— Requirement —
Please return every line of the listing below unchanged, leaving out the pictures.
* Start Extracted material *
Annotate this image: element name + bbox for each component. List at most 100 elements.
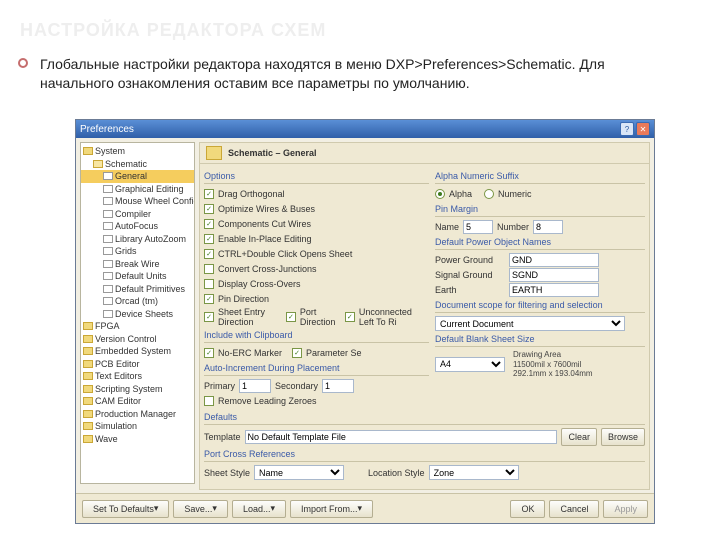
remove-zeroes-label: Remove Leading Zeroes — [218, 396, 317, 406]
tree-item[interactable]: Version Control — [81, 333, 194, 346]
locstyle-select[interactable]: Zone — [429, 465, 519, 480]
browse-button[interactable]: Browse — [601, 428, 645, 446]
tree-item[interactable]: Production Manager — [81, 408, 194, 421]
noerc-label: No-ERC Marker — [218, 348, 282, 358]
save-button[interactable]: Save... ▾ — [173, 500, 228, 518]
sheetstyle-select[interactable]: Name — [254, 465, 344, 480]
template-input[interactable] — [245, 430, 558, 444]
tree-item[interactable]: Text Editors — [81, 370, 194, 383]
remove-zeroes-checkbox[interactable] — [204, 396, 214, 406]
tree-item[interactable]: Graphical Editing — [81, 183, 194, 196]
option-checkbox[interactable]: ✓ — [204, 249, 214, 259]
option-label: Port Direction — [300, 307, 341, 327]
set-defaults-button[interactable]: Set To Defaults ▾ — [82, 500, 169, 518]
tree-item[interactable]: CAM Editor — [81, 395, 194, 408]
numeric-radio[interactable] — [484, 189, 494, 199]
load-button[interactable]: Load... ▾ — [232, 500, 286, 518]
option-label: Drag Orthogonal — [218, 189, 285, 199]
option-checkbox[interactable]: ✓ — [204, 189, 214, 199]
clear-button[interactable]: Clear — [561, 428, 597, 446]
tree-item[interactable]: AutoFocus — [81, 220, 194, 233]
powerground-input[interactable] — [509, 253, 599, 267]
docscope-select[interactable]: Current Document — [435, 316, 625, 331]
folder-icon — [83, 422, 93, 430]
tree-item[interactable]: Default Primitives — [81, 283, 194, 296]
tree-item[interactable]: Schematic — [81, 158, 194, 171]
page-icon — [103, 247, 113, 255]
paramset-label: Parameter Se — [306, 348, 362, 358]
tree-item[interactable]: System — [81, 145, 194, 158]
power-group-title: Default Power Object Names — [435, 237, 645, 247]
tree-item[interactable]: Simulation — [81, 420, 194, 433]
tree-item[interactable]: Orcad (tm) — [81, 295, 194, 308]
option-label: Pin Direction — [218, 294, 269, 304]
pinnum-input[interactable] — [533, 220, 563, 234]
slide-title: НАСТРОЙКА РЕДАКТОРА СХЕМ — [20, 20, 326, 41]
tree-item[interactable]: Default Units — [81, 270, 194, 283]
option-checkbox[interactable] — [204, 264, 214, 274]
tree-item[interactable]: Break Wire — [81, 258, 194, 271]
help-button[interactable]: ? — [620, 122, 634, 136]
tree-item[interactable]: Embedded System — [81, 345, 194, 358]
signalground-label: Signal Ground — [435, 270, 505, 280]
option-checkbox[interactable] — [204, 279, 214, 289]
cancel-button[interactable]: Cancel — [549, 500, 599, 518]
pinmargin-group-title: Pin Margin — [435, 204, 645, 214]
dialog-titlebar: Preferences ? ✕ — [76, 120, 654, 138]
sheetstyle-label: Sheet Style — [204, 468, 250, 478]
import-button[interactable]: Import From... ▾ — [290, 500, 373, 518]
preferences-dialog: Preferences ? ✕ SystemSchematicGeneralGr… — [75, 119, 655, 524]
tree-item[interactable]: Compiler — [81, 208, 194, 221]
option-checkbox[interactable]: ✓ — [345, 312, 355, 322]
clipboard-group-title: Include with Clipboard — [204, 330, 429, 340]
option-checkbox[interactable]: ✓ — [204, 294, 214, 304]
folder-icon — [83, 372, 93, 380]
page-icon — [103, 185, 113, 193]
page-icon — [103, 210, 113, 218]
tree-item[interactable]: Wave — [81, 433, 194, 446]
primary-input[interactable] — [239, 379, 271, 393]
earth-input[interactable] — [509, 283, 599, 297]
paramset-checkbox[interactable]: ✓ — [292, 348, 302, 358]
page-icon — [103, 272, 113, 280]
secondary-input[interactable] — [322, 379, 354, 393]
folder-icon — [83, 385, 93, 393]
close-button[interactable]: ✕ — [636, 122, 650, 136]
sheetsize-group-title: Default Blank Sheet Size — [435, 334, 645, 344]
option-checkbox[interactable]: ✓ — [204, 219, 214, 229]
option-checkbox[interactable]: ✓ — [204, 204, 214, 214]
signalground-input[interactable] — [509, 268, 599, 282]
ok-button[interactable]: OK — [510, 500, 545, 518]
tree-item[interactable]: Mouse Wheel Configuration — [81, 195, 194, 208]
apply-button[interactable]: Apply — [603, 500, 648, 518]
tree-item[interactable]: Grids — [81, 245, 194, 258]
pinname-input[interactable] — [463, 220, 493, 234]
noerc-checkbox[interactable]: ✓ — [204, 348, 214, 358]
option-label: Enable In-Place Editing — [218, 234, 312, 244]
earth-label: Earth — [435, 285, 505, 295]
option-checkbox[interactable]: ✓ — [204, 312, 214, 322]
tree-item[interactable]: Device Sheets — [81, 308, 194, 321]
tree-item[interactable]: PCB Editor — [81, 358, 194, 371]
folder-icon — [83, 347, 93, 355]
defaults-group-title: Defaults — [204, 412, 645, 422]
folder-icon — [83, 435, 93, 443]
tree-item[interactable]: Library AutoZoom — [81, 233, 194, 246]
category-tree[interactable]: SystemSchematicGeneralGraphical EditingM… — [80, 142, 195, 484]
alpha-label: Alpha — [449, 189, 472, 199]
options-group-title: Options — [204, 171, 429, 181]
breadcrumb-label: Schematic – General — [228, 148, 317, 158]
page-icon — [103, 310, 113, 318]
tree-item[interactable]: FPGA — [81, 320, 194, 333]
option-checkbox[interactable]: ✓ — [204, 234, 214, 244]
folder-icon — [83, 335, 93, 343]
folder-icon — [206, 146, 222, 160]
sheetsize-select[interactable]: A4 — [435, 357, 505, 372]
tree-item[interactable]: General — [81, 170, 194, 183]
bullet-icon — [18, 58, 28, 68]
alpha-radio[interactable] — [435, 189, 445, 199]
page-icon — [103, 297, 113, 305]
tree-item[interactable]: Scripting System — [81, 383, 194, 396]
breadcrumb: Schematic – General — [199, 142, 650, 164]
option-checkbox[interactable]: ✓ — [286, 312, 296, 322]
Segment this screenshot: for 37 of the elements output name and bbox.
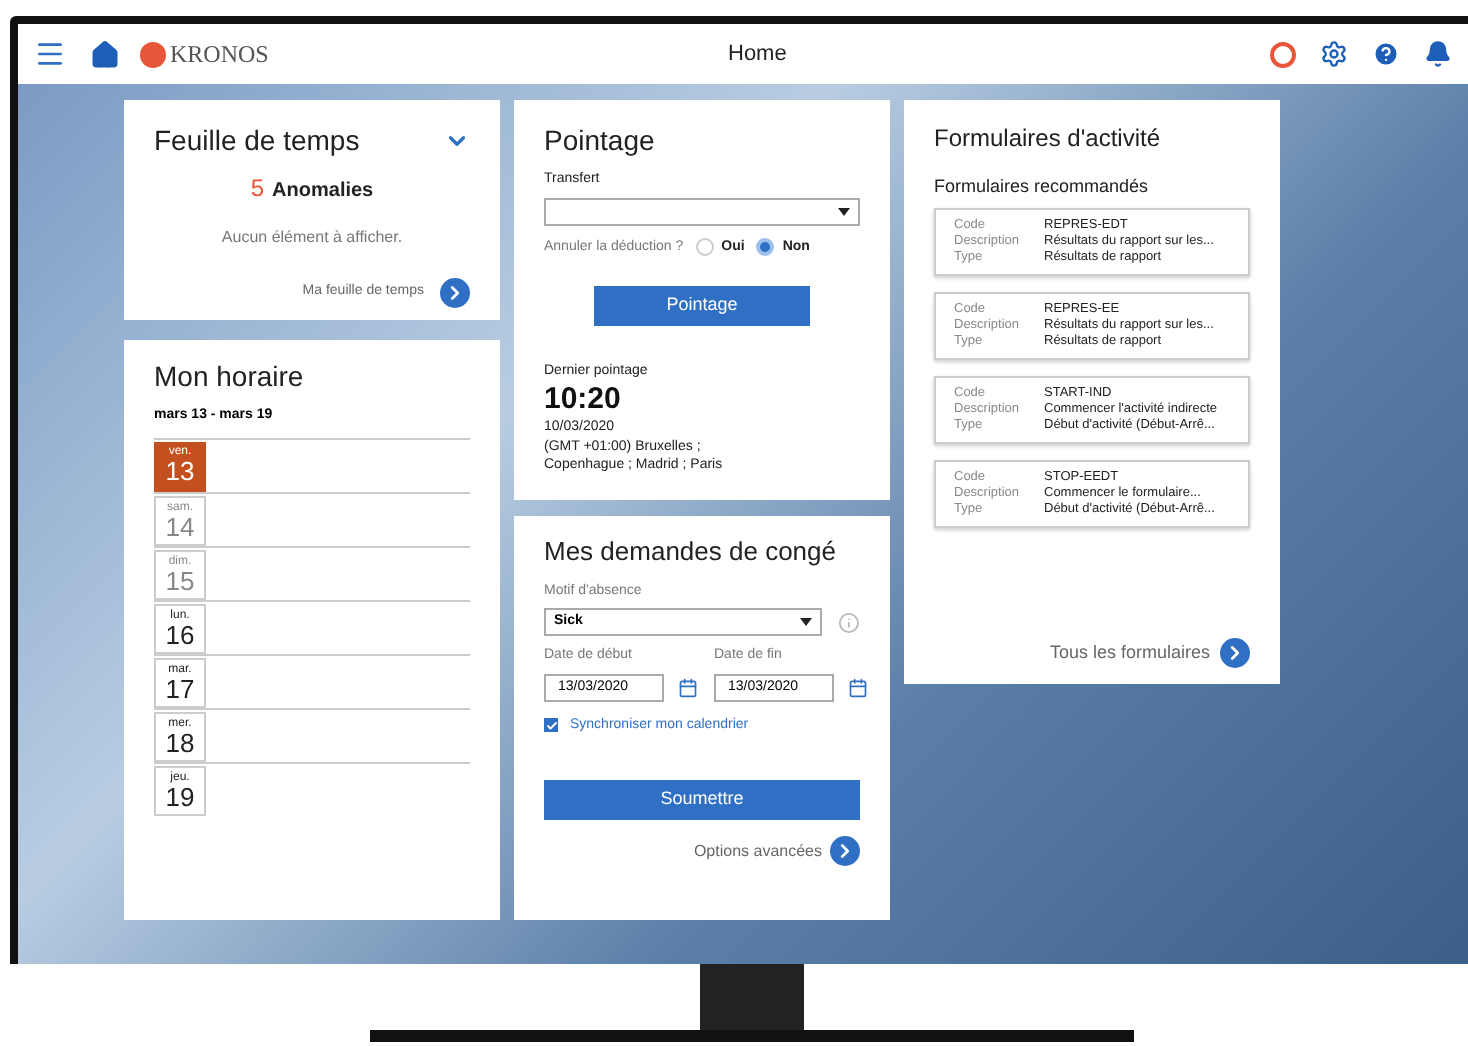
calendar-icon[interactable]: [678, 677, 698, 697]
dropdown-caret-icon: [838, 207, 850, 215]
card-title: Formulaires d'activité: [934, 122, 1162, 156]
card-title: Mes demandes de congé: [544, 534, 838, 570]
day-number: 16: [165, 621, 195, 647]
* End Extracted material *
— Solution for this exercise —
Annotate this image: element name + bbox for each component. List at most 100 elements.
remove-zeroes-label: Remove Leading Zeroes — [218, 396, 317, 406]
tree-item[interactable]: Version Control — [81, 333, 194, 346]
locstyle-select[interactable]: Zone — [429, 465, 519, 480]
browse-button[interactable]: Browse — [601, 428, 645, 446]
tree-item[interactable]: Production Manager — [81, 408, 194, 421]
noerc-label: No-ERC Marker — [218, 348, 282, 358]
save-button[interactable]: Save... ▾ — [173, 500, 228, 518]
sheetstyle-select[interactable]: Name — [254, 465, 344, 480]
template-input[interactable] — [245, 430, 558, 444]
tree-item[interactable]: Text Editors — [81, 370, 194, 383]
remove-zeroes-checkbox[interactable] — [204, 396, 214, 406]
tree-item[interactable]: Graphical Editing — [81, 183, 194, 196]
option-checkbox[interactable]: ✓ — [204, 249, 214, 259]
option-label: Port Direction — [300, 307, 341, 327]
set-defaults-button[interactable]: Set To Defaults ▾ — [82, 500, 169, 518]
tree-item[interactable]: CAM Editor — [81, 395, 194, 408]
numeric-radio[interactable] — [484, 189, 494, 199]
load-button[interactable]: Load... ▾ — [232, 500, 286, 518]
option-label: Drag Orthogonal — [218, 189, 285, 199]
option-checkbox[interactable]: ✓ — [204, 189, 214, 199]
clear-button[interactable]: Clear — [561, 428, 597, 446]
tree-item[interactable]: AutoFocus — [81, 220, 194, 233]
powerground-input[interactable] — [509, 253, 599, 267]
docscope-select[interactable]: Current Document — [435, 316, 625, 331]
folder-icon — [83, 422, 93, 430]
tree-item[interactable]: Default Primitives — [81, 283, 194, 296]
tree-item[interactable]: Schematic — [81, 158, 194, 171]
page-icon — [103, 247, 113, 255]
paramset-label: Parameter Se — [306, 348, 362, 358]
tree-item[interactable]: System — [81, 145, 194, 158]
power-group-title: Default Power Object Names — [435, 237, 645, 247]
tree-item[interactable]: Simulation — [81, 420, 194, 433]
tree-item[interactable]: Orcad (tm) — [81, 295, 194, 308]
option-label: Pin Direction — [218, 294, 269, 304]
pinnum-input[interactable] — [533, 220, 563, 234]
slide-title: НАСТРОЙКА РЕДАКТОРА СХЕМ — [20, 20, 326, 41]
tree-item[interactable]: Default Units — [81, 270, 194, 283]
option-checkbox[interactable] — [204, 264, 214, 274]
tree-item[interactable]: Break Wire — [81, 258, 194, 271]
help-button[interactable]: ? — [620, 122, 634, 136]
tree-item[interactable]: Embedded System — [81, 345, 194, 358]
signalground-label: Signal Ground — [435, 270, 505, 280]
option-checkbox[interactable] — [204, 279, 214, 289]
cancel-button[interactable]: Cancel — [549, 500, 599, 518]
pinmargin-group-title: Pin Margin — [435, 204, 645, 214]
dialog-titlebar: Preferences ? ✕ — [76, 120, 654, 138]
sheetstyle-label: Sheet Style — [204, 468, 250, 478]
import-button[interactable]: Import From... ▾ — [290, 500, 373, 518]
preferences-dialog: Preferences ? ✕ SystemSchematicGeneralGr… — [75, 119, 655, 524]
tree-item[interactable]: Compiler — [81, 208, 194, 221]
option-checkbox[interactable]: ✓ — [345, 312, 355, 322]
clipboard-group-title: Include with Clipboard — [204, 330, 429, 340]
option-checkbox[interactable]: ✓ — [204, 294, 214, 304]
folder-icon — [83, 372, 93, 380]
page-icon — [103, 185, 113, 193]
page-icon — [103, 210, 113, 218]
tree-item[interactable]: Wave — [81, 433, 194, 446]
primary-input[interactable] — [239, 379, 271, 393]
earth-input[interactable] — [509, 283, 599, 297]
paramset-checkbox[interactable]: ✓ — [292, 348, 302, 358]
page-icon — [103, 272, 113, 280]
secondary-input[interactable] — [322, 379, 354, 393]
folder-icon — [83, 385, 93, 393]
close-button[interactable]: ✕ — [636, 122, 650, 136]
sheetsize-group-title: Default Blank Sheet Size — [435, 334, 645, 344]
option-checkbox[interactable]: ✓ — [204, 219, 214, 229]
option-checkbox[interactable]: ✓ — [204, 204, 214, 214]
signalground-input[interactable] — [509, 268, 599, 282]
ok-button[interactable]: OK — [510, 500, 545, 518]
tree-item[interactable]: Mouse Wheel Configuration — [81, 195, 194, 208]
apply-button[interactable]: Apply — [603, 500, 648, 518]
tree-item[interactable]: Grids — [81, 245, 194, 258]
pinname-input[interactable] — [463, 220, 493, 234]
noerc-checkbox[interactable]: ✓ — [204, 348, 214, 358]
option-label: Enable In-Place Editing — [218, 234, 312, 244]
earth-label: Earth — [435, 285, 505, 295]
option-checkbox[interactable]: ✓ — [204, 312, 214, 322]
tree-item[interactable]: Device Sheets — [81, 308, 194, 321]
tree-item[interactable]: PCB Editor — [81, 358, 194, 371]
folder-icon — [83, 347, 93, 355]
defaults-group-title: Defaults — [204, 412, 645, 422]
folder-icon — [83, 435, 93, 443]
tree-item[interactable]: Library AutoZoom — [81, 233, 194, 246]
category-tree[interactable]: SystemSchematicGeneralGraphical EditingM… — [80, 142, 195, 484]
alpha-label: Alpha — [449, 189, 472, 199]
options-group-title: Options — [204, 171, 429, 181]
breadcrumb-label: Schematic – General — [228, 148, 317, 158]
page-icon — [103, 310, 113, 318]
tree-item[interactable]: FPGA — [81, 320, 194, 333]
option-checkbox[interactable]: ✓ — [204, 234, 214, 244]
folder-icon — [83, 335, 93, 343]
folder-icon — [206, 146, 222, 160]
sheetsize-select[interactable]: A4 — [435, 357, 505, 372]
tree-item[interactable]: General — [81, 170, 194, 183]
bullet-icon — [18, 58, 28, 68]
alpha-radio[interactable] — [435, 189, 445, 199]
page-icon — [103, 297, 113, 305]
tree-item[interactable]: Scripting System — [81, 383, 194, 396]
breadcrumb: Schematic – General — [199, 142, 650, 164]
option-checkbox[interactable]: ✓ — [286, 312, 296, 322]
Segment this screenshot: for 37 of the elements output name and bbox.
calendar-icon[interactable]: [678, 677, 698, 697]
dropdown-caret-icon: [838, 207, 850, 215]
card-title: Formulaires d'activité: [934, 122, 1162, 156]
card-title: Mes demandes de congé: [544, 534, 838, 570]
day-number: 16: [165, 621, 195, 647]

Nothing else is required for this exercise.